Extracts from a graphics dataset
──────────

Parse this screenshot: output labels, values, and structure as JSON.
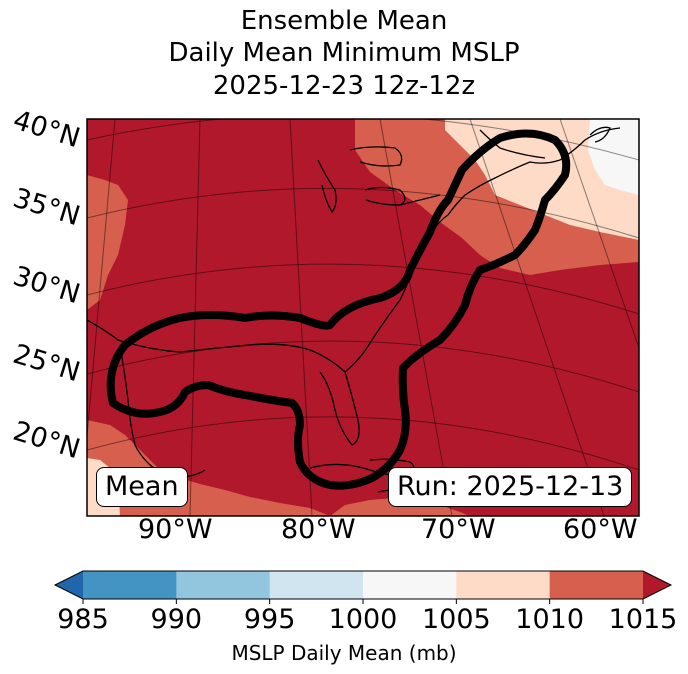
{
  "title": {
    "line1": "Ensemble Mean",
    "line2": "Daily Mean Minimum MSLP",
    "line3": "2025-12-23 12z-12z"
  },
  "map": {
    "lat_labels": [
      "40°N",
      "35°N",
      "30°N",
      "25°N",
      "20°N"
    ],
    "lon_labels": [
      "90°W",
      "80°W",
      "70°W",
      "60°W"
    ],
    "mean_label": "Mean",
    "run_label": "Run: 2025-12-13",
    "colors": {
      "base": "#b2182b",
      "c1005_1010": "#d6604d",
      "c1000_1005": "#fddbc7",
      "c995_1000": "#f7f7f7",
      "contour": "#000000"
    }
  },
  "colorbar": {
    "ticks": [
      "985",
      "990",
      "995",
      "1000",
      "1005",
      "1010",
      "1015"
    ],
    "label": "MSLP Daily Mean (mb)",
    "colors": [
      "#2166ac",
      "#4393c3",
      "#92c5de",
      "#d1e5f0",
      "#f7f7f7",
      "#fddbc7",
      "#d6604d",
      "#b2182b"
    ]
  }
}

──────────

**Your objective:**
Restate the records above in full, word for word. Keep pictures out.

**Full solution:**
Parse this screenshot: output labels, values, and structure as JSON.
{
  "title": {
    "line1": "Ensemble Mean",
    "line2": "Daily Mean Minimum MSLP",
    "line3": "2025-12-23 12z-12z"
  },
  "map": {
    "lat_labels": [
      "40°N",
      "35°N",
      "30°N",
      "25°N",
      "20°N"
    ],
    "lon_labels": [
      "90°W",
      "80°W",
      "70°W",
      "60°W"
    ],
    "mean_label": "Mean",
    "run_label": "Run: 2025-12-13",
    "colors": {
      "base": "#b2182b",
      "c1005_1010": "#d6604d",
      "c1000_1005": "#fddbc7",
      "c995_1000": "#f7f7f7",
      "contour": "#000000"
    }
  },
  "colorbar": {
    "ticks": [
      "985",
      "990",
      "995",
      "1000",
      "1005",
      "1010",
      "1015"
    ],
    "label": "MSLP Daily Mean (mb)",
    "colors": [
      "#2166ac",
      "#4393c3",
      "#92c5de",
      "#d1e5f0",
      "#f7f7f7",
      "#fddbc7",
      "#d6604d",
      "#b2182b"
    ]
  }
}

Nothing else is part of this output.